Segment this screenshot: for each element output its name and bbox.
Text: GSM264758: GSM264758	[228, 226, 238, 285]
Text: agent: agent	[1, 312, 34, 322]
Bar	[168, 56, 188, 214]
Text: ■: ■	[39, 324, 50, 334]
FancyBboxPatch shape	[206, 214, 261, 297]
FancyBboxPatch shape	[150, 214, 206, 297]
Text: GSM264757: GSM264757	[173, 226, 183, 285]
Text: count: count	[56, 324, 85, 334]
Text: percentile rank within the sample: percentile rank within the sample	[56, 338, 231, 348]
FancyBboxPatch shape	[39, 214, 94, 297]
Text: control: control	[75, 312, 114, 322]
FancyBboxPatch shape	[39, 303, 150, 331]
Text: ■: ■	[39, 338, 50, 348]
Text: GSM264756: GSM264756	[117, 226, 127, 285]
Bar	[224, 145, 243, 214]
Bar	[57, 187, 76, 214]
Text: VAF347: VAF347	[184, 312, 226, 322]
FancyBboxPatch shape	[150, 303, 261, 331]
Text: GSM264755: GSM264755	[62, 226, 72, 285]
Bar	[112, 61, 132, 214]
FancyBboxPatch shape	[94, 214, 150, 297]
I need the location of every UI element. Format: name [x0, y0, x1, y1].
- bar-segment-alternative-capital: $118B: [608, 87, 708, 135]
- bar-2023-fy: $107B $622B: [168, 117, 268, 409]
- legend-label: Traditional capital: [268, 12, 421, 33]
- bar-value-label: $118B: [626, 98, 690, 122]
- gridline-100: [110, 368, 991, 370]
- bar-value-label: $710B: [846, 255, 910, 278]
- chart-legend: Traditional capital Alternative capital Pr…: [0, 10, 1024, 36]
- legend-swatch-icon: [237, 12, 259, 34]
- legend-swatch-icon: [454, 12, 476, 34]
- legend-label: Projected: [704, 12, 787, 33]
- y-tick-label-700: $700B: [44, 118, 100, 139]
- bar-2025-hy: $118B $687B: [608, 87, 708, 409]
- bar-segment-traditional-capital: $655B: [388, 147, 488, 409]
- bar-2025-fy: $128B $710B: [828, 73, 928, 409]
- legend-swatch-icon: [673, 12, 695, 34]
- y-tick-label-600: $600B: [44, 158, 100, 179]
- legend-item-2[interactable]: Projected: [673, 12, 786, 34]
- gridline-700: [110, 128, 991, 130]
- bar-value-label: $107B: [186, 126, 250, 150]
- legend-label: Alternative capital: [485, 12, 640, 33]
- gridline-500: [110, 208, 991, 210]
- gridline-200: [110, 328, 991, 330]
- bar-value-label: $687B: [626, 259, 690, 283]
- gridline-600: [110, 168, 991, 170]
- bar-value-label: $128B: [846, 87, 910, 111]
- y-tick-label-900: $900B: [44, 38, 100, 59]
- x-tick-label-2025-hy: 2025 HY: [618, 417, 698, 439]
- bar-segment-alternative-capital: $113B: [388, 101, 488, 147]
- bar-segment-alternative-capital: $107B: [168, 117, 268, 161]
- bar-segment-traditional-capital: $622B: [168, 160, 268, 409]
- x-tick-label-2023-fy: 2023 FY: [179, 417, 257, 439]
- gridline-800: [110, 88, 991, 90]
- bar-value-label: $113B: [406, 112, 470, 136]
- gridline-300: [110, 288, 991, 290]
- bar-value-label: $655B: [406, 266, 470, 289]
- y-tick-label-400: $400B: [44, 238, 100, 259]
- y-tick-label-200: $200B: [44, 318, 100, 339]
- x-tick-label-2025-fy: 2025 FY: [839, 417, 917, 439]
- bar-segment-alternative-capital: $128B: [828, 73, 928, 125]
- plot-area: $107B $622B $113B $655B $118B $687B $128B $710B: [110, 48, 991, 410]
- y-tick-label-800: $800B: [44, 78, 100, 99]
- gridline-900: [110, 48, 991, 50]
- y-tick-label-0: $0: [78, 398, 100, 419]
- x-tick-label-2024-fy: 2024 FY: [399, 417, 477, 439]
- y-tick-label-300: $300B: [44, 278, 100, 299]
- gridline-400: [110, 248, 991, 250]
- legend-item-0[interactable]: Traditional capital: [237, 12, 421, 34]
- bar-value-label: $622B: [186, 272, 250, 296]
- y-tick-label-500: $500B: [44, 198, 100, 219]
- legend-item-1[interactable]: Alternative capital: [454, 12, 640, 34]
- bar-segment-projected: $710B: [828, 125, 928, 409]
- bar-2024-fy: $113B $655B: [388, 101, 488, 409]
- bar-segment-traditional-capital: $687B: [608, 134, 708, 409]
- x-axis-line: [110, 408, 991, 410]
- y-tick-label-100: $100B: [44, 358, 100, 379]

+ + + +

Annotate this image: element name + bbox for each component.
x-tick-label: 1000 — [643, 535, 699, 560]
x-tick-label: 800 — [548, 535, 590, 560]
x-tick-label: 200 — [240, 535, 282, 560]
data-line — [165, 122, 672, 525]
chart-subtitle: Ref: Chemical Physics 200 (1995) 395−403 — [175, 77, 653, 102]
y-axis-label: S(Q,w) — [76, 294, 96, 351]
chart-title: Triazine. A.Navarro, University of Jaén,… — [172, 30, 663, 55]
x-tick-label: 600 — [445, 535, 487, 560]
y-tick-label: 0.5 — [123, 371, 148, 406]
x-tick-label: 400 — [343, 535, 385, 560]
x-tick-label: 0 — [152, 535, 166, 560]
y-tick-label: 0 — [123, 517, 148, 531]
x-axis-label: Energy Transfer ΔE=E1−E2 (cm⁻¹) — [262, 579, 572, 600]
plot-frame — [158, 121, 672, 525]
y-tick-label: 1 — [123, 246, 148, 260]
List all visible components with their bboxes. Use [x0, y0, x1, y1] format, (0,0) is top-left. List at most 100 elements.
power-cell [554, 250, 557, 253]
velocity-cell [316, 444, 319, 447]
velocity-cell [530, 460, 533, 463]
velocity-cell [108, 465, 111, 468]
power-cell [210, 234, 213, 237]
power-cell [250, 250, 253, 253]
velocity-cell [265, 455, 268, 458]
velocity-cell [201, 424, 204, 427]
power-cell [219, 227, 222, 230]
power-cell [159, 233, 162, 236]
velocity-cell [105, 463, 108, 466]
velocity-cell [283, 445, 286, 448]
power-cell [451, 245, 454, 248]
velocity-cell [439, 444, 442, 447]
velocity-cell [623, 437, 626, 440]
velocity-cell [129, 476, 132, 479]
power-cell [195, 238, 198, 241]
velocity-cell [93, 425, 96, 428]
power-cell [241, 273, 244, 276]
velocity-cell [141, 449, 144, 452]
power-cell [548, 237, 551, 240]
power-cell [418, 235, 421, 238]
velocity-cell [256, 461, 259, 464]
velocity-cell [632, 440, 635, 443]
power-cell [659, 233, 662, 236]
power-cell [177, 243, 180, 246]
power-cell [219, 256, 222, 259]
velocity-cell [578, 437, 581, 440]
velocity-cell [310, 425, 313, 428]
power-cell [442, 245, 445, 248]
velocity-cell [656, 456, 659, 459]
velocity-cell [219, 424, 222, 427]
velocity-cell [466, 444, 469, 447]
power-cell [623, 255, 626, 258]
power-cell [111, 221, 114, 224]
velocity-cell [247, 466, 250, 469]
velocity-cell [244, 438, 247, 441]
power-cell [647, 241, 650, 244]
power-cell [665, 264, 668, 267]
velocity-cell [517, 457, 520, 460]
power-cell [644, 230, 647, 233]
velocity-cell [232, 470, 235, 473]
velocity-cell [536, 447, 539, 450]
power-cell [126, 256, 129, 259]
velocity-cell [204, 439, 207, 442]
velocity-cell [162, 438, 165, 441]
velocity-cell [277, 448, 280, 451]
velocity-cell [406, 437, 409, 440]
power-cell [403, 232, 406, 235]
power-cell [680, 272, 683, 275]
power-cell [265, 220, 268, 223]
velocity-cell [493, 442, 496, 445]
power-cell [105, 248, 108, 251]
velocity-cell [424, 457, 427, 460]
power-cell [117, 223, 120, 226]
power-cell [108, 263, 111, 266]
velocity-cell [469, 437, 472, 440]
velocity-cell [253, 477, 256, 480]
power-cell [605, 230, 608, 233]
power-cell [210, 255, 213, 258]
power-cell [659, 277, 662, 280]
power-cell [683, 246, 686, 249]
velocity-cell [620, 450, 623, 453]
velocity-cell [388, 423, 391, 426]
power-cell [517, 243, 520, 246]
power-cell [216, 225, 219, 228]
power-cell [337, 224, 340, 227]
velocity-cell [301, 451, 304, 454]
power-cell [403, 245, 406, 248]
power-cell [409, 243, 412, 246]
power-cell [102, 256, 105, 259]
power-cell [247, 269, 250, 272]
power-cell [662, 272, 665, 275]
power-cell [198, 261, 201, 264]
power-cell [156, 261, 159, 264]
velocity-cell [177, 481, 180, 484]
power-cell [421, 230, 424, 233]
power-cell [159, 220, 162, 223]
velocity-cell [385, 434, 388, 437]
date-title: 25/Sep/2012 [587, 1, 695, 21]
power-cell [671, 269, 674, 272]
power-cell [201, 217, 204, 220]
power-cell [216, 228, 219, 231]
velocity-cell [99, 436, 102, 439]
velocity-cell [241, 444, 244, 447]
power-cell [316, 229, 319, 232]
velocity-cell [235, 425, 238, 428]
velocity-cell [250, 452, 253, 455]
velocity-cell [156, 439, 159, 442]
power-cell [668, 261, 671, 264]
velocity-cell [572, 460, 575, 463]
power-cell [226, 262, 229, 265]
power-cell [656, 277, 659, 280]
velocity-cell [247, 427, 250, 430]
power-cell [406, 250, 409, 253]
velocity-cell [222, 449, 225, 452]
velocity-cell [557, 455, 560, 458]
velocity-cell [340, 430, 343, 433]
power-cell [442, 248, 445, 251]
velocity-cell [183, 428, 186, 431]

+ + + +

→ **Objective**
From the items above, pull out and copy every line that contains the string "axis", treating uppercase and lowercase as different.

→ **Solution for this task**
- x-axis-line: [110, 408, 991, 410]
y-axis-label: S(Q,w) — [76, 294, 96, 351]
x-axis-label: Energy Transfer ΔE=E1−E2 (cm⁻¹) — [262, 579, 572, 600]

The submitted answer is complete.